SHORT TASK:
Could you extract every entry below and reproduce it exactly?

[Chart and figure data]
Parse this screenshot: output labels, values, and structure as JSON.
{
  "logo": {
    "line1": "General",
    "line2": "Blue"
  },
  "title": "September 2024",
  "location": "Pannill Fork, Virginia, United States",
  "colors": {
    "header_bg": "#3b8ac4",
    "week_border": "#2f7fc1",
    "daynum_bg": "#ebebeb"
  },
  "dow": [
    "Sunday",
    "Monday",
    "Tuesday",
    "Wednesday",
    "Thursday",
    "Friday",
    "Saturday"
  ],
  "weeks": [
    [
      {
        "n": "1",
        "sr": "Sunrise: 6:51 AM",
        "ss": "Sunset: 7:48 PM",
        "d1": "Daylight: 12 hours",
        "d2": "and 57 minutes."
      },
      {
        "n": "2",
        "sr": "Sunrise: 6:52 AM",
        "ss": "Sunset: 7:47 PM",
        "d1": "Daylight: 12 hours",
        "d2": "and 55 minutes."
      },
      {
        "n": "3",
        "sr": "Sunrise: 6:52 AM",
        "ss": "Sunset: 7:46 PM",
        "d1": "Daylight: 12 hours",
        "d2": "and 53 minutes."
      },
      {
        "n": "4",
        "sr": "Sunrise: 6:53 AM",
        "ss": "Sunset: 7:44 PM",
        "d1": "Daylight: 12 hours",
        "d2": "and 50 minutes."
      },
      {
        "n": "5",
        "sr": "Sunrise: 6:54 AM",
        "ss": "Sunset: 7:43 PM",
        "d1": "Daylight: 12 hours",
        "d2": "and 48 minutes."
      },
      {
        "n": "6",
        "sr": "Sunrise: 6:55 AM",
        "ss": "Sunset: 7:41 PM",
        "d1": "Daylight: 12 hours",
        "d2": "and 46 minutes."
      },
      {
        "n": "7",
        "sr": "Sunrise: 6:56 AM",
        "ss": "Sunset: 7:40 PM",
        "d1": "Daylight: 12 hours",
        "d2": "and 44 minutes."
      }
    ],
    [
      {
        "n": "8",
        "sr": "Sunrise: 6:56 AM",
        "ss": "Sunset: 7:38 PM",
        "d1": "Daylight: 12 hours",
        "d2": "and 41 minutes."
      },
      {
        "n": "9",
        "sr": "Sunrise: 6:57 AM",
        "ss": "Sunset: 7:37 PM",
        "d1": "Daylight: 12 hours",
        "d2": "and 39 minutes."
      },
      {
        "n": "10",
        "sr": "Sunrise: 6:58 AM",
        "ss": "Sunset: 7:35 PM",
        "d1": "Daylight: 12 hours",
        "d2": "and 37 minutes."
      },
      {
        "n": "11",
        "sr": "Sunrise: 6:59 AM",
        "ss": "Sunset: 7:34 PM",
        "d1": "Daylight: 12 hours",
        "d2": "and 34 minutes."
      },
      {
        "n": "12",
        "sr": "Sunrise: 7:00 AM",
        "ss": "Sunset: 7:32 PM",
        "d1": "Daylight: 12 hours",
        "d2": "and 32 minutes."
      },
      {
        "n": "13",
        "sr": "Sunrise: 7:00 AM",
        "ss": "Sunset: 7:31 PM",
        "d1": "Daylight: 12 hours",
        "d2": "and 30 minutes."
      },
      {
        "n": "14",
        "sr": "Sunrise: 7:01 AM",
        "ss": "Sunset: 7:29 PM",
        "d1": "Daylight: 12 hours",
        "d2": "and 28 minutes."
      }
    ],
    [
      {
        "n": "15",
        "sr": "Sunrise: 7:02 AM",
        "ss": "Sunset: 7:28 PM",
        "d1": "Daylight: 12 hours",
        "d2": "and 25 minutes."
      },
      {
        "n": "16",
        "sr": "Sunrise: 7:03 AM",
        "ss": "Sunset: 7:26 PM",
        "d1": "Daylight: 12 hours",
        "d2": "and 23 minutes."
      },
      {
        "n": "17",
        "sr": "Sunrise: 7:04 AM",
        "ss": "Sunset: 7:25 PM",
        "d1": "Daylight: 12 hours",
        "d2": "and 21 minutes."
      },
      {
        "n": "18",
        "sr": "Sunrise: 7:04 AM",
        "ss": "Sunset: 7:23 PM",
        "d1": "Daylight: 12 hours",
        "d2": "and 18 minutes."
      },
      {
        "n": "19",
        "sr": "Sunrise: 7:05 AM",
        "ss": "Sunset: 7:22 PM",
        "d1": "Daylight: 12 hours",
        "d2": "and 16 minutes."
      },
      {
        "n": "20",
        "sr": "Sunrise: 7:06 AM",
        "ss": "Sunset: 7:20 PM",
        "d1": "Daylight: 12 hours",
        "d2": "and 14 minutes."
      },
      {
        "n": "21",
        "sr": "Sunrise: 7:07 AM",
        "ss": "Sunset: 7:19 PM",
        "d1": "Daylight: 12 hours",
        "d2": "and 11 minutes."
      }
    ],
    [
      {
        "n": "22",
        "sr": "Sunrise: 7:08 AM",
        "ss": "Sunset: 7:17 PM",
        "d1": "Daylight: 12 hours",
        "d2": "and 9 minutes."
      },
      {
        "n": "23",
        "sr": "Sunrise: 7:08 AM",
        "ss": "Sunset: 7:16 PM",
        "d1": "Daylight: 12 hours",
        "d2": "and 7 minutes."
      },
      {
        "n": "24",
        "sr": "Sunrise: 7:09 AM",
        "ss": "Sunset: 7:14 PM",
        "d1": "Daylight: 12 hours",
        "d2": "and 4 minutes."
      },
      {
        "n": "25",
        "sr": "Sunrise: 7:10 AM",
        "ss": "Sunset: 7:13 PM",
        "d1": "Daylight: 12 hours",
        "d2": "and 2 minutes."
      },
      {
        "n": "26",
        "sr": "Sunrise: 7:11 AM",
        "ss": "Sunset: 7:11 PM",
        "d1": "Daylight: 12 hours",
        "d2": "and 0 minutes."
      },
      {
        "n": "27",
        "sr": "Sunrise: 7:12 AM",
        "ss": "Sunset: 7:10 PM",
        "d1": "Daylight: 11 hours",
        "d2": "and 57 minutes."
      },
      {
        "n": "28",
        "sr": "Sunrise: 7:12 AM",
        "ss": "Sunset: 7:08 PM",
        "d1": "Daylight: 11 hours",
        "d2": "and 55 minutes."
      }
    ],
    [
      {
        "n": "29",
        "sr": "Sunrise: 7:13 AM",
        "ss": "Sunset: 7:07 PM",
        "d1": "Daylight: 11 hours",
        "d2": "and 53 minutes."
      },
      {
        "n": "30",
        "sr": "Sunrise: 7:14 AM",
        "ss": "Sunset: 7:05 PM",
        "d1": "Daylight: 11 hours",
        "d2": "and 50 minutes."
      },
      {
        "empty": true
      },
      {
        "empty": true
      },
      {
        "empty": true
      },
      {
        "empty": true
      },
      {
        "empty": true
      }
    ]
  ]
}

WRITTEN SOLUTION:
Parse this screenshot: output labels, values, and structure as JSON.
{
  "logo": {
    "line1": "General",
    "line2": "Blue"
  },
  "title": "September 2024",
  "location": "Pannill Fork, Virginia, United States",
  "colors": {
    "header_bg": "#3b8ac4",
    "week_border": "#2f7fc1",
    "daynum_bg": "#ebebeb"
  },
  "dow": [
    "Sunday",
    "Monday",
    "Tuesday",
    "Wednesday",
    "Thursday",
    "Friday",
    "Saturday"
  ],
  "weeks": [
    [
      {
        "n": "1",
        "sr": "Sunrise: 6:51 AM",
        "ss": "Sunset: 7:48 PM",
        "d1": "Daylight: 12 hours",
        "d2": "and 57 minutes."
      },
      {
        "n": "2",
        "sr": "Sunrise: 6:52 AM",
        "ss": "Sunset: 7:47 PM",
        "d1": "Daylight: 12 hours",
        "d2": "and 55 minutes."
      },
      {
        "n": "3",
        "sr": "Sunrise: 6:52 AM",
        "ss": "Sunset: 7:46 PM",
        "d1": "Daylight: 12 hours",
        "d2": "and 53 minutes."
      },
      {
        "n": "4",
        "sr": "Sunrise: 6:53 AM",
        "ss": "Sunset: 7:44 PM",
        "d1": "Daylight: 12 hours",
        "d2": "and 50 minutes."
      },
      {
        "n": "5",
        "sr": "Sunrise: 6:54 AM",
        "ss": "Sunset: 7:43 PM",
        "d1": "Daylight: 12 hours",
        "d2": "and 48 minutes."
      },
      {
        "n": "6",
        "sr": "Sunrise: 6:55 AM",
        "ss": "Sunset: 7:41 PM",
        "d1": "Daylight: 12 hours",
        "d2": "and 46 minutes."
      },
      {
        "n": "7",
        "sr": "Sunrise: 6:56 AM",
        "ss": "Sunset: 7:40 PM",
        "d1": "Daylight: 12 hours",
        "d2": "and 44 minutes."
      }
    ],
    [
      {
        "n": "8",
        "sr": "Sunrise: 6:56 AM",
        "ss": "Sunset: 7:38 PM",
        "d1": "Daylight: 12 hours",
        "d2": "and 41 minutes."
      },
      {
        "n": "9",
        "sr": "Sunrise: 6:57 AM",
        "ss": "Sunset: 7:37 PM",
        "d1": "Daylight: 12 hours",
        "d2": "and 39 minutes."
      },
      {
        "n": "10",
        "sr": "Sunrise: 6:58 AM",
        "ss": "Sunset: 7:35 PM",
        "d1": "Daylight: 12 hours",
        "d2": "and 37 minutes."
      },
      {
        "n": "11",
        "sr": "Sunrise: 6:59 AM",
        "ss": "Sunset: 7:34 PM",
        "d1": "Daylight: 12 hours",
        "d2": "and 34 minutes."
      },
      {
        "n": "12",
        "sr": "Sunrise: 7:00 AM",
        "ss": "Sunset: 7:32 PM",
        "d1": "Daylight: 12 hours",
        "d2": "and 32 minutes."
      },
      {
        "n": "13",
        "sr": "Sunrise: 7:00 AM",
        "ss": "Sunset: 7:31 PM",
        "d1": "Daylight: 12 hours",
        "d2": "and 30 minutes."
      },
      {
        "n": "14",
        "sr": "Sunrise: 7:01 AM",
        "ss": "Sunset: 7:29 PM",
        "d1": "Daylight: 12 hours",
        "d2": "and 28 minutes."
      }
    ],
    [
      {
        "n": "15",
        "sr": "Sunrise: 7:02 AM",
        "ss": "Sunset: 7:28 PM",
        "d1": "Daylight: 12 hours",
        "d2": "and 25 minutes."
      },
      {
        "n": "16",
        "sr": "Sunrise: 7:03 AM",
        "ss": "Sunset: 7:26 PM",
        "d1": "Daylight: 12 hours",
        "d2": "and 23 minutes."
      },
      {
        "n": "17",
        "sr": "Sunrise: 7:04 AM",
        "ss": "Sunset: 7:25 PM",
        "d1": "Daylight: 12 hours",
        "d2": "and 21 minutes."
      },
      {
        "n": "18",
        "sr": "Sunrise: 7:04 AM",
        "ss": "Sunset: 7:23 PM",
        "d1": "Daylight: 12 hours",
        "d2": "and 18 minutes."
      },
      {
        "n": "19",
        "sr": "Sunrise: 7:05 AM",
        "ss": "Sunset: 7:22 PM",
        "d1": "Daylight: 12 hours",
        "d2": "and 16 minutes."
      },
      {
        "n": "20",
        "sr": "Sunrise: 7:06 AM",
        "ss": "Sunset: 7:20 PM",
        "d1": "Daylight: 12 hours",
        "d2": "and 14 minutes."
      },
      {
        "n": "21",
        "sr": "Sunrise: 7:07 AM",
        "ss": "Sunset: 7:19 PM",
        "d1": "Daylight: 12 hours",
        "d2": "and 11 minutes."
      }
    ],
    [
      {
        "n": "22",
        "sr": "Sunrise: 7:08 AM",
        "ss": "Sunset: 7:17 PM",
        "d1": "Daylight: 12 hours",
        "d2": "and 9 minutes."
      },
      {
        "n": "23",
        "sr": "Sunrise: 7:08 AM",
        "ss": "Sunset: 7:16 PM",
        "d1": "Daylight: 12 hours",
        "d2": "and 7 minutes."
      },
      {
        "n": "24",
        "sr": "Sunrise: 7:09 AM",
        "ss": "Sunset: 7:14 PM",
        "d1": "Daylight: 12 hours",
        "d2": "and 4 minutes."
      },
      {
        "n": "25",
        "sr": "Sunrise: 7:10 AM",
        "ss": "Sunset: 7:13 PM",
        "d1": "Daylight: 12 hours",
        "d2": "and 2 minutes."
      },
      {
        "n": "26",
        "sr": "Sunrise: 7:11 AM",
        "ss": "Sunset: 7:11 PM",
        "d1": "Daylight: 12 hours",
        "d2": "and 0 minutes."
      },
      {
        "n": "27",
        "sr": "Sunrise: 7:12 AM",
        "ss": "Sunset: 7:10 PM",
        "d1": "Daylight: 11 hours",
        "d2": "and 57 minutes."
      },
      {
        "n": "28",
        "sr": "Sunrise: 7:12 AM",
        "ss": "Sunset: 7:08 PM",
        "d1": "Daylight: 11 hours",
        "d2": "and 55 minutes."
      }
    ],
    [
      {
        "n": "29",
        "sr": "Sunrise: 7:13 AM",
        "ss": "Sunset: 7:07 PM",
        "d1": "Daylight: 11 hours",
        "d2": "and 53 minutes."
      },
      {
        "n": "30",
        "sr": "Sunrise: 7:14 AM",
        "ss": "Sunset: 7:05 PM",
        "d1": "Daylight: 11 hours",
        "d2": "and 50 minutes."
      },
      {
        "empty": true
      },
      {
        "empty": true
      },
      {
        "empty": true
      },
      {
        "empty": true
      },
      {
        "empty": true
      }
    ]
  ]
}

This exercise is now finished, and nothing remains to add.